== Task brief ==
Below is a set of records; restate each one word for word.

== Records shown ==
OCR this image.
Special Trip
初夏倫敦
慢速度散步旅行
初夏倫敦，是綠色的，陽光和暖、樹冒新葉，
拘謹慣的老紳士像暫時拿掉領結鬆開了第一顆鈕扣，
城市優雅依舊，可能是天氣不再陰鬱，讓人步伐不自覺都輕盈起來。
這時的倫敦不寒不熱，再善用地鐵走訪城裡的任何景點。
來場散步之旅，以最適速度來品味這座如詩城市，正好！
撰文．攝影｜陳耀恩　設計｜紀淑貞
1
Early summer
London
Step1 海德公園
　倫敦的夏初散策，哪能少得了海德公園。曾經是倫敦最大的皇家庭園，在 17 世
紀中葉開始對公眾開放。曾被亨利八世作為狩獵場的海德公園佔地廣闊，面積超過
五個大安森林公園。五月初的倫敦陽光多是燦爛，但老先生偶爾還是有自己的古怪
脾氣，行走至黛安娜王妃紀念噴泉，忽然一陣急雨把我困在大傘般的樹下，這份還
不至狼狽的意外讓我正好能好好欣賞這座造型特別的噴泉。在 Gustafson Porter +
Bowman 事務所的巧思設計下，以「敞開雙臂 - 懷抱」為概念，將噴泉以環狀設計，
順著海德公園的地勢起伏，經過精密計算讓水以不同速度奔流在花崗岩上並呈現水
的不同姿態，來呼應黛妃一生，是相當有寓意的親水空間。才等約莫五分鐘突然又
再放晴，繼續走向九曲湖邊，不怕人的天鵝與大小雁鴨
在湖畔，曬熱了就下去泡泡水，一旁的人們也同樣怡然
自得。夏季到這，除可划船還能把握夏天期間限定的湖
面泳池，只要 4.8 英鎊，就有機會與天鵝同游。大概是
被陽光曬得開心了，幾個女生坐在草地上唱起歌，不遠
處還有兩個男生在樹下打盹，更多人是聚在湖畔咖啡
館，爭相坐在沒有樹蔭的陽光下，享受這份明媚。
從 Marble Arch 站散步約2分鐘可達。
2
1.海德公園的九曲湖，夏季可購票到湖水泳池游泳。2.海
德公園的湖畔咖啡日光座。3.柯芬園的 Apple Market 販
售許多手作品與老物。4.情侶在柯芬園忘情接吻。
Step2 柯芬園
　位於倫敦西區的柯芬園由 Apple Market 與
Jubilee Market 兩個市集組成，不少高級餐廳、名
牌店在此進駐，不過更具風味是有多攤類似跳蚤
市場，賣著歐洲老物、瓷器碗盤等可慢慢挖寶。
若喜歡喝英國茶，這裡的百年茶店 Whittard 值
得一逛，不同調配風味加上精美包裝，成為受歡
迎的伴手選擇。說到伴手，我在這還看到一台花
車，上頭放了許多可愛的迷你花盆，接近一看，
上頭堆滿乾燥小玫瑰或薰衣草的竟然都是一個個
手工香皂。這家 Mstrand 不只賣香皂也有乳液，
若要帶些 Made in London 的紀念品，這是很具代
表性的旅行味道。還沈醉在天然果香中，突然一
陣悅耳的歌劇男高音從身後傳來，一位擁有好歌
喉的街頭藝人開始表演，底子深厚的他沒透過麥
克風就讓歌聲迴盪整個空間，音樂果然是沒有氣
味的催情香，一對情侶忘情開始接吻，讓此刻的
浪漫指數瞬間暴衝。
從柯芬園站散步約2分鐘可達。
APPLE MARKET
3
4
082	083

== Solution ==
OCR this image.
Special Trip
初夏倫敦
慢速度散步旅行
初夏倫敦，是綠色的，陽光和暖、樹冒新葉，
拘謹慣的老紳士像暫時拿掉領結鬆開了第一顆鈕扣，
城市優雅依舊，可能是天氣不再陰鬱，讓人步伐不自覺都輕盈起來。
這時的倫敦不寒不熱，再善用地鐵走訪城裡的任何景點。
來場散步之旅，以最適速度來品味這座如詩城市，正好！
撰文．攝影｜陳耀恩　設計｜紀淑貞
1
Early summer
London
Step1 海德公園
　倫敦的夏初散策，哪能少得了海德公園。曾經是倫敦最大的皇家庭園，在 17 世
紀中葉開始對公眾開放。曾被亨利八世作為狩獵場的海德公園佔地廣闊，面積超過
五個大安森林公園。五月初的倫敦陽光多是燦爛，但老先生偶爾還是有自己的古怪
脾氣，行走至黛安娜王妃紀念噴泉，忽然一陣急雨把我困在大傘般的樹下，這份還
不至狼狽的意外讓我正好能好好欣賞這座造型特別的噴泉。在 Gustafson Porter +
Bowman 事務所的巧思設計下，以「敞開雙臂 - 懷抱」為概念，將噴泉以環狀設計，
順著海德公園的地勢起伏，經過精密計算讓水以不同速度奔流在花崗岩上並呈現水
的不同姿態，來呼應黛妃一生，是相當有寓意的親水空間。才等約莫五分鐘突然又
再放晴，繼續走向九曲湖邊，不怕人的天鵝與大小雁鴨
在湖畔，曬熱了就下去泡泡水，一旁的人們也同樣怡然
自得。夏季到這，除可划船還能把握夏天期間限定的湖
面泳池，只要 4.8 英鎊，就有機會與天鵝同游。大概是
被陽光曬得開心了，幾個女生坐在草地上唱起歌，不遠
處還有兩個男生在樹下打盹，更多人是聚在湖畔咖啡
館，爭相坐在沒有樹蔭的陽光下，享受這份明媚。
從 Marble Arch 站散步約2分鐘可達。
2
1.海德公園的九曲湖，夏季可購票到湖水泳池游泳。2.海
德公園的湖畔咖啡日光座。3.柯芬園的 Apple Market 販
售許多手作品與老物。4.情侶在柯芬園忘情接吻。
Step2 柯芬園
　位於倫敦西區的柯芬園由 Apple Market 與
Jubilee Market 兩個市集組成，不少高級餐廳、名
牌店在此進駐，不過更具風味是有多攤類似跳蚤
市場，賣著歐洲老物、瓷器碗盤等可慢慢挖寶。
若喜歡喝英國茶，這裡的百年茶店 Whittard 值
得一逛，不同調配風味加上精美包裝，成為受歡
迎的伴手選擇。說到伴手，我在這還看到一台花
車，上頭放了許多可愛的迷你花盆，接近一看，
上頭堆滿乾燥小玫瑰或薰衣草的竟然都是一個個
手工香皂。這家 Mstrand 不只賣香皂也有乳液，
若要帶些 Made in London 的紀念品，這是很具代
表性的旅行味道。還沈醉在天然果香中，突然一
陣悅耳的歌劇男高音從身後傳來，一位擁有好歌
喉的街頭藝人開始表演，底子深厚的他沒透過麥
克風就讓歌聲迴盪整個空間，音樂果然是沒有氣
味的催情香，一對情侶忘情開始接吻，讓此刻的
浪漫指數瞬間暴衝。
從柯芬園站散步約2分鐘可達。
APPLE MARKET
3
4
082	083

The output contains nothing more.